#### Task to complete
How many lines of the entries below include the word "liegen"? Answer with the number alone.

(Data records)
________
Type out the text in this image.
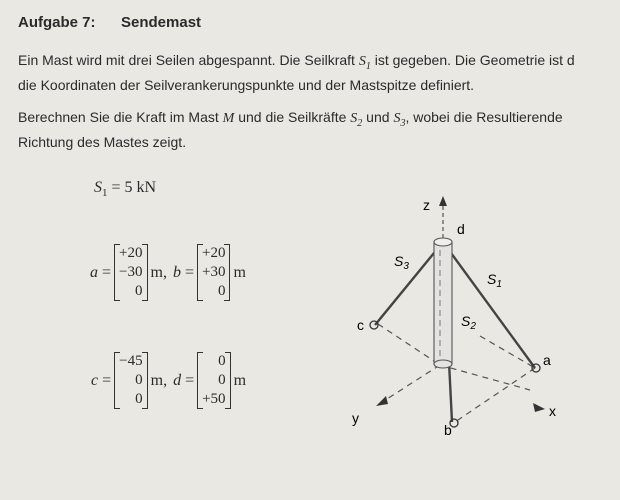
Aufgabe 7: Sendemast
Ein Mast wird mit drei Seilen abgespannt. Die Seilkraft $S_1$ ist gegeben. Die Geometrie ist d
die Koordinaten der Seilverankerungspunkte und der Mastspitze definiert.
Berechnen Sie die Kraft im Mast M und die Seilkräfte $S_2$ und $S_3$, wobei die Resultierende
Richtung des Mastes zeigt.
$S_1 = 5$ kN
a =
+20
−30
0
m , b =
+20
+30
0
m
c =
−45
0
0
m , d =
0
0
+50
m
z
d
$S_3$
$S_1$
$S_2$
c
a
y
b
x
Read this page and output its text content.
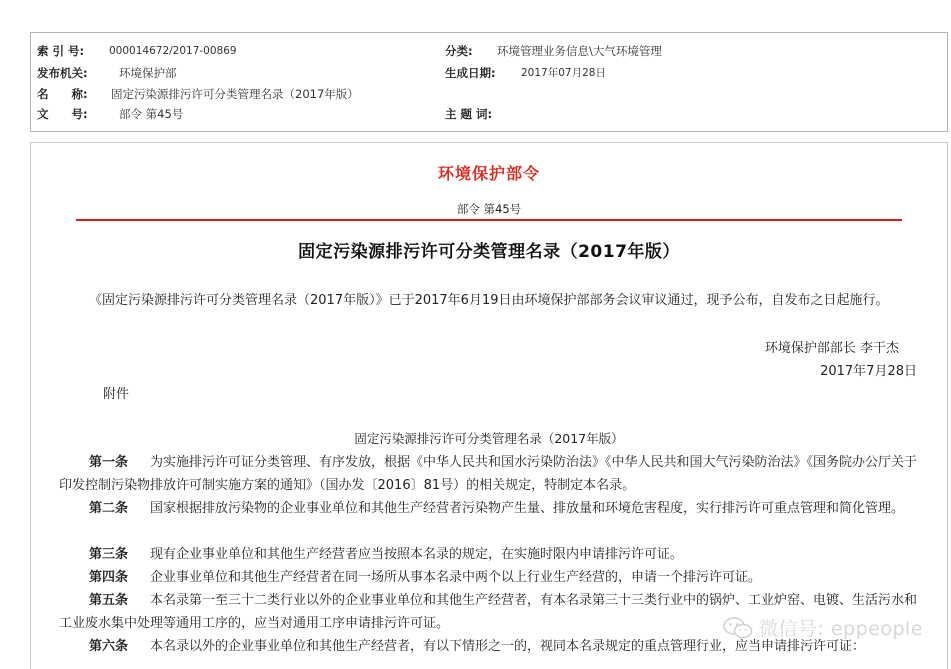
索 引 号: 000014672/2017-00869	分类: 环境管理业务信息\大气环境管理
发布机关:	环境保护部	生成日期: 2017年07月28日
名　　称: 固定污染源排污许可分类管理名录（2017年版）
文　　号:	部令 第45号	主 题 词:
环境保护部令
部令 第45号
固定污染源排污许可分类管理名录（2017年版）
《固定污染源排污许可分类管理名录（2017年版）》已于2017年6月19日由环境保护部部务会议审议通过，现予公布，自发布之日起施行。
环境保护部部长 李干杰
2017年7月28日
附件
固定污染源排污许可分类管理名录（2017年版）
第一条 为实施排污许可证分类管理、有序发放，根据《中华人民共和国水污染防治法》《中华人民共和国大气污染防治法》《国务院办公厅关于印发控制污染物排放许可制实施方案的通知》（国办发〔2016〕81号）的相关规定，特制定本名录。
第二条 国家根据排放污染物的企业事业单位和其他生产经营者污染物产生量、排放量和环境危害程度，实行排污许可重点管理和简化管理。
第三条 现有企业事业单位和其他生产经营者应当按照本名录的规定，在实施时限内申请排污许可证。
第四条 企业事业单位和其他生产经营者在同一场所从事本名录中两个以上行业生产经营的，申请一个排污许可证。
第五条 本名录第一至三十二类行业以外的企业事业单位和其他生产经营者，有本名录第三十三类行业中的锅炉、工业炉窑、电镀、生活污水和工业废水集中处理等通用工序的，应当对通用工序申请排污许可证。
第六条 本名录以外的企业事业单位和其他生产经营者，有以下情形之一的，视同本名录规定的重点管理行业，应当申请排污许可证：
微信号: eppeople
________
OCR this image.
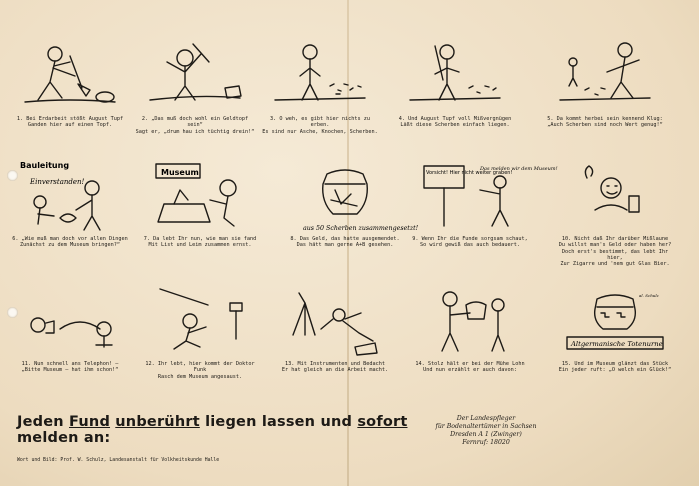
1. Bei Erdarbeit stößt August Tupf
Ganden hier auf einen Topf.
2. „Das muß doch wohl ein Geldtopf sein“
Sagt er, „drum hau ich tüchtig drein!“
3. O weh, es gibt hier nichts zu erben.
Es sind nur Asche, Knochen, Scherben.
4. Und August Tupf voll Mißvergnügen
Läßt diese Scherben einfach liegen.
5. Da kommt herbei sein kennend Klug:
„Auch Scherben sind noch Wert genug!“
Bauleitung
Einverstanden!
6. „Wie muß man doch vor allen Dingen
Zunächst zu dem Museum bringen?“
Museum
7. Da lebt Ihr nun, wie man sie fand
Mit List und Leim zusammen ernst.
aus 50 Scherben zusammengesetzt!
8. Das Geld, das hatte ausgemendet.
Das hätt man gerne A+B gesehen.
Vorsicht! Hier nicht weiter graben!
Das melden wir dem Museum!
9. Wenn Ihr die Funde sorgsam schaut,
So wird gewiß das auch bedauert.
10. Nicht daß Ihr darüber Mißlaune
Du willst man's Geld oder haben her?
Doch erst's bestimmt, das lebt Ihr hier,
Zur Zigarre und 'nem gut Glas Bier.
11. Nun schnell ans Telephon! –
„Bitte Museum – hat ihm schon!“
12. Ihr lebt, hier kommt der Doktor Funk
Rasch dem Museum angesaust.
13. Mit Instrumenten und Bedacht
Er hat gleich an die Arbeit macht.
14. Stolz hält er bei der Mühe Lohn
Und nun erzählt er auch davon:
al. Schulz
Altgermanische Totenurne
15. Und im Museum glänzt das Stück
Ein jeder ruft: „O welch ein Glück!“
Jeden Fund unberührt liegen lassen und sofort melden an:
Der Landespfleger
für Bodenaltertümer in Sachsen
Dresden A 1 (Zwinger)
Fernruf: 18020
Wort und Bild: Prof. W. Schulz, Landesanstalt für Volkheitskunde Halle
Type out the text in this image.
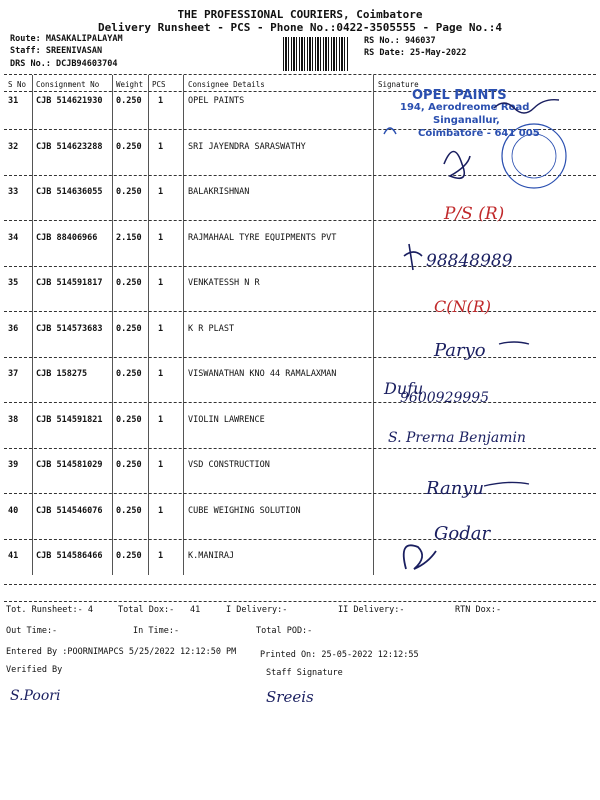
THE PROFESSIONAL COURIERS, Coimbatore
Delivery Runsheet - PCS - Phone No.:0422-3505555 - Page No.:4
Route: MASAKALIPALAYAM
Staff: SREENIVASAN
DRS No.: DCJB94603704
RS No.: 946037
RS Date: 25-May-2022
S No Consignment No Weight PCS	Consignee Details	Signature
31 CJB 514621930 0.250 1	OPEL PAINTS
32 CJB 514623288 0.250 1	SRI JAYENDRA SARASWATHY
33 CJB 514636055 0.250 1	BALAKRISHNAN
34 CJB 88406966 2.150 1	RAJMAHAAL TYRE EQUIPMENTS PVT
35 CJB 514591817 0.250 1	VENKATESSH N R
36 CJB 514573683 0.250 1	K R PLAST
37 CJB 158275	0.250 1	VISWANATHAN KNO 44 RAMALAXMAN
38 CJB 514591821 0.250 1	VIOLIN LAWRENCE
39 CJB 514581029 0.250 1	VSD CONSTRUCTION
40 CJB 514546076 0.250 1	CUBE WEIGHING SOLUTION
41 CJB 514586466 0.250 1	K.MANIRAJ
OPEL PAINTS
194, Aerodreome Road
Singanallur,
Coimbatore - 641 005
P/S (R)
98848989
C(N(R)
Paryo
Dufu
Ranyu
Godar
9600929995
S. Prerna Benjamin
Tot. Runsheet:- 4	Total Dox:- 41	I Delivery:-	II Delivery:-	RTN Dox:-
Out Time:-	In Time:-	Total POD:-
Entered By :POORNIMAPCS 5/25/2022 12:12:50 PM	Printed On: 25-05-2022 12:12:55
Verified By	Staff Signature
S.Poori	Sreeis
________
#### Exercise response
2